-- Data provided follows --

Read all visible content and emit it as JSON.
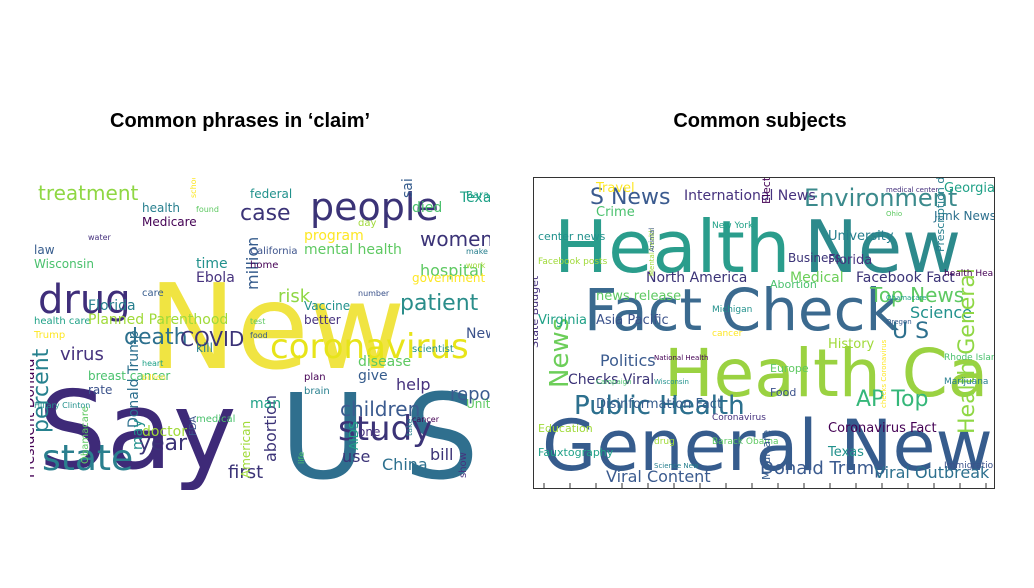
{
  "panels": [
    {
      "title": "Common phrases in ‘claim’",
      "words": [
        "New",
        "Say",
        "U S",
        "people",
        "drug",
        "coronavirus",
        "state",
        "study",
        "death",
        "COVID",
        "treatment",
        "patient",
        "children",
        "women",
        "health",
        "percent",
        "year",
        "virus",
        "report",
        "first",
        "China",
        "use",
        "help",
        "risk",
        "hospital",
        "case",
        "million",
        "Donald Trump",
        "abortion",
        "bill",
        "Texas",
        "time",
        "test",
        "plan",
        "one",
        "said",
        "make",
        "health care",
        "breast cancer",
        "doctor",
        "school",
        "California",
        "Vaccine",
        "disease",
        "cancer",
        "show",
        "law",
        "Florida",
        "heart",
        "medical",
        "American",
        "program",
        "number",
        "scientist",
        "United States",
        "President Donald",
        "water",
        "care",
        "kill",
        "man",
        "life",
        "day",
        "government",
        "New York",
        "Hillary Clinton",
        "Obamacare",
        "Medicare",
        "Ebola",
        "food",
        "brain",
        "AIDS",
        "died",
        "work",
        "Trump",
        "rate",
        "may",
        "found",
        "home",
        "better",
        "give",
        "take",
        "Barack Obama",
        "Wisconsin",
        "Planned Parenthood",
        "billion",
        "FDA",
        "federal",
        "mental health"
      ]
    },
    {
      "title": "Common subjects",
      "words": [
        "Health",
        "New",
        "Fact Check",
        "Health Care",
        "General News",
        "Public Health",
        "Top News",
        "News",
        "Environment",
        "AP Top",
        "U S",
        "Politics",
        "Science",
        "Donald Trump",
        "Viral Outbreak",
        "Viral Content",
        "S News",
        "International News",
        "Junk News",
        "Facebook Fact",
        "Business",
        "North America",
        "Medical",
        "Georgia",
        "Checks Viral",
        "Facebook posts",
        "Health General",
        "Asia Pacific",
        "Wisconsin",
        "Barack Obama",
        "Election",
        "Florida",
        "Oregon",
        "Marijuana",
        "Fauxtography",
        "Crime",
        "Mental health",
        "cancer",
        "Food",
        "Texas",
        "Ohio",
        "health Health",
        "State Budget",
        "Disinformation Fact",
        "Science New",
        "New York",
        "Abortion",
        "History",
        "checks Coronavirus",
        "Immigration",
        "center news",
        "news release",
        "National Health",
        "Coronavirus",
        "Medicare",
        "University",
        "Obamacare",
        "Rhode Island",
        "Education",
        "Travel",
        "Animal",
        "Michigan",
        "Europe",
        "Coronavirus Fact",
        "medical center",
        "Public Health",
        "Prescription drug",
        "Virginia",
        "Campaign",
        "drug"
      ]
    }
  ]
}
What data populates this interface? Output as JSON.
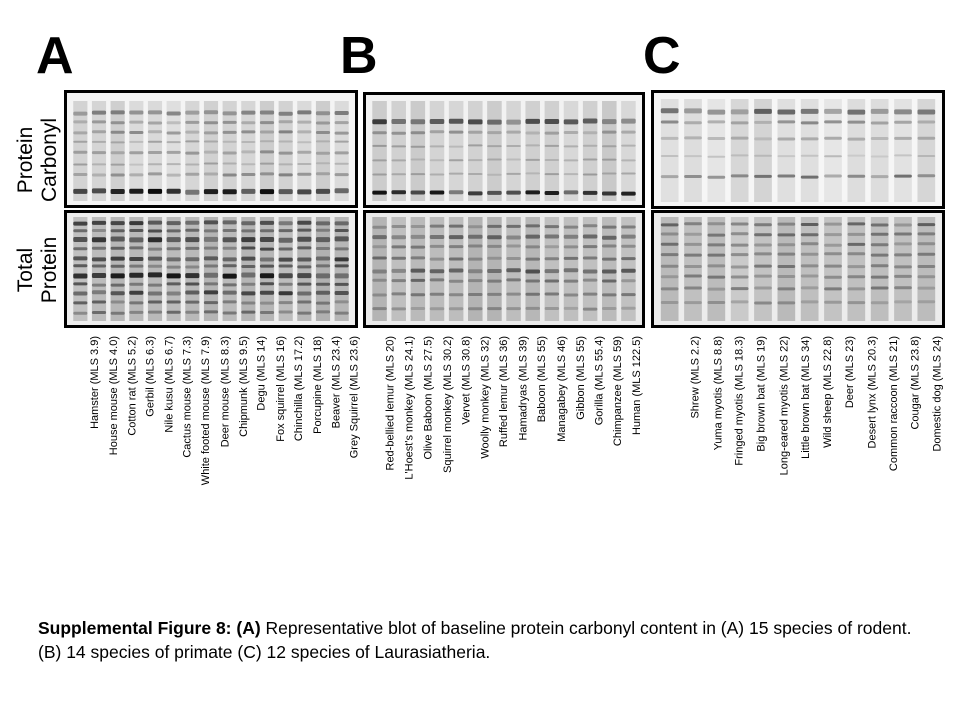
{
  "panels": {
    "a": {
      "letter": "A",
      "lanes": [
        "Hamster (MLS 3.9)",
        "House mouse (MLS 4.0)",
        "Cotton rat (MLS 5.2)",
        "Gerbil (MLS 6.3)",
        "Nile kusu (MLS 6.7)",
        "Cactus mouse (MLS 7.3)",
        "White footed mouse (MLS 7.9)",
        "Deer mouse (MLS 8.3)",
        "Chipmunk (MLS 9.5)",
        "Degu (MLS 14)",
        "Fox squirrel (MLS 16)",
        "Chinchilla (MLS 17.2)",
        "Porcupine (MLS 18)",
        "Beaver (MLS 23.4)",
        "Grey Squirrel (MLS 23.6)"
      ]
    },
    "b": {
      "letter": "B",
      "lanes": [
        "Red-bellied lemur (MLS 20)",
        "L'Hoest's monkey (MLS 24.1)",
        "Olive Baboon (MLS 27.5)",
        "Squirrel monkey (MLS 30.2)",
        "Vervet (MLS 30.8)",
        "Woolly monkey (MLS 32)",
        "Ruffed lemur (MLS 36)",
        "Hamadryas (MLS 39)",
        "Baboon (MLS 55)",
        "Managabey (MLS 46)",
        "Gibbon (MLS 55)",
        "Gorilla (MLS 55.4)",
        "Chimpanzee (MLS 59)",
        "Human (MLS 122.5)"
      ]
    },
    "c": {
      "letter": "C",
      "lanes": [
        "Shrew (MLS 2.2)",
        "Yuma myotis (MLS 8.8)",
        "Fringed myotis (MLS 18.3)",
        "Big brown bat (MLS 19)",
        "Long-eared myotis (MLS 22)",
        "Little brown bat (MLS 34)",
        "Wild sheep (MLS 22.8)",
        "Deer (MLS 23)",
        "Desert lynx (MLS 20.3)",
        "Common raccoon (MLS 21)",
        "Cougar (MLS 23.8)",
        "Domestic dog (MLS 24)"
      ]
    }
  },
  "row_labels": {
    "carbonyl": [
      "Protein",
      "Carbonyl"
    ],
    "total": [
      "Total",
      "Protein"
    ]
  },
  "caption": {
    "bold": "Supplemental Figure 8: (A)",
    "text": " Representative blot of baseline protein carbonyl content in (A) 15 species of  rodent. (B) 14 species of primate (C)  12 species of Laurasiatheria."
  }
}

-- Data provided concluded --

- Work to be completed
Images are not part of the copy. Everything else in the records must be reproduced exactly.

- Solution for this task
Read all visible content and emit it as JSON.
{
  "panels": [
    {
      "title": "Common phrases in ‘claim’",
      "words": [
        "New",
        "Say",
        "U S",
        "people",
        "drug",
        "coronavirus",
        "state",
        "study",
        "death",
        "COVID",
        "treatment",
        "patient",
        "children",
        "women",
        "health",
        "percent",
        "year",
        "virus",
        "report",
        "first",
        "China",
        "use",
        "help",
        "risk",
        "hospital",
        "case",
        "million",
        "Donald Trump",
        "abortion",
        "bill",
        "Texas",
        "time",
        "test",
        "plan",
        "one",
        "said",
        "make",
        "health care",
        "breast cancer",
        "doctor",
        "school",
        "California",
        "Vaccine",
        "disease",
        "cancer",
        "show",
        "law",
        "Florida",
        "heart",
        "medical",
        "American",
        "program",
        "number",
        "scientist",
        "United States",
        "President Donald",
        "water",
        "care",
        "kill",
        "man",
        "life",
        "day",
        "government",
        "New York",
        "Hillary Clinton",
        "Obamacare",
        "Medicare",
        "Ebola",
        "food",
        "brain",
        "AIDS",
        "died",
        "work",
        "Trump",
        "rate",
        "may",
        "found",
        "home",
        "better",
        "give",
        "take",
        "Barack Obama",
        "Wisconsin",
        "Planned Parenthood",
        "billion",
        "FDA",
        "federal",
        "mental health"
      ]
    },
    {
      "title": "Common subjects",
      "words": [
        "Health",
        "New",
        "Fact Check",
        "Health Care",
        "General News",
        "Public Health",
        "Top News",
        "News",
        "Environment",
        "AP Top",
        "U S",
        "Politics",
        "Science",
        "Donald Trump",
        "Viral Outbreak",
        "Viral Content",
        "S News",
        "International News",
        "Junk News",
        "Facebook Fact",
        "Business",
        "North America",
        "Medical",
        "Georgia",
        "Checks Viral",
        "Facebook posts",
        "Health General",
        "Asia Pacific",
        "Wisconsin",
        "Barack Obama",
        "Election",
        "Florida",
        "Oregon",
        "Marijuana",
        "Fauxtography",
        "Crime",
        "Mental health",
        "cancer",
        "Food",
        "Texas",
        "Ohio",
        "health Health",
        "State Budget",
        "Disinformation Fact",
        "Science New",
        "New York",
        "Abortion",
        "History",
        "checks Coronavirus",
        "Immigration",
        "center news",
        "news release",
        "National Health",
        "Coronavirus",
        "Medicare",
        "University",
        "Obamacare",
        "Rhode Island",
        "Education",
        "Travel",
        "Animal",
        "Michigan",
        "Europe",
        "Coronavirus Fact",
        "medical center",
        "Public Health",
        "Prescription drug",
        "Virginia",
        "Campaign",
        "drug"
      ]
    }
  ]
}
What data populates this interface? Output as JSON.
{
  "panels": {
    "a": {
      "letter": "A",
      "lanes": [
        "Hamster (MLS 3.9)",
        "House mouse (MLS 4.0)",
        "Cotton rat (MLS 5.2)",
        "Gerbil (MLS 6.3)",
        "Nile kusu (MLS 6.7)",
        "Cactus mouse (MLS 7.3)",
        "White footed mouse (MLS 7.9)",
        "Deer mouse (MLS 8.3)",
        "Chipmunk (MLS 9.5)",
        "Degu (MLS 14)",
        "Fox squirrel (MLS 16)",
        "Chinchilla (MLS 17.2)",
        "Porcupine (MLS 18)",
        "Beaver (MLS 23.4)",
        "Grey Squirrel (MLS 23.6)"
      ]
    },
    "b": {
      "letter": "B",
      "lanes": [
        "Red-bellied lemur (MLS 20)",
        "L'Hoest's monkey (MLS 24.1)",
        "Olive Baboon (MLS 27.5)",
        "Squirrel monkey (MLS 30.2)",
        "Vervet (MLS 30.8)",
        "Woolly monkey (MLS 32)",
        "Ruffed lemur (MLS 36)",
        "Hamadryas (MLS 39)",
        "Baboon (MLS 55)",
        "Managabey (MLS 46)",
        "Gibbon (MLS 55)",
        "Gorilla (MLS 55.4)",
        "Chimpanzee (MLS 59)",
        "Human (MLS 122.5)"
      ]
    },
    "c": {
      "letter": "C",
      "lanes": [
        "Shrew (MLS 2.2)",
        "Yuma myotis (MLS 8.8)",
        "Fringed myotis (MLS 18.3)",
        "Big brown bat (MLS 19)",
        "Long-eared myotis (MLS 22)",
        "Little brown bat (MLS 34)",
        "Wild sheep (MLS 22.8)",
        "Deer (MLS 23)",
        "Desert lynx (MLS 20.3)",
        "Common raccoon (MLS 21)",
        "Cougar (MLS 23.8)",
        "Domestic dog (MLS 24)"
      ]
    }
  },
  "row_labels": {
    "carbonyl": [
      "Protein",
      "Carbonyl"
    ],
    "total": [
      "Total",
      "Protein"
    ]
  },
  "caption": {
    "bold": "Supplemental Figure 8: (A)",
    "text": " Representative blot of baseline protein carbonyl content in (A) 15 species of  rodent. (B) 14 species of primate (C)  12 species of Laurasiatheria."
  }
}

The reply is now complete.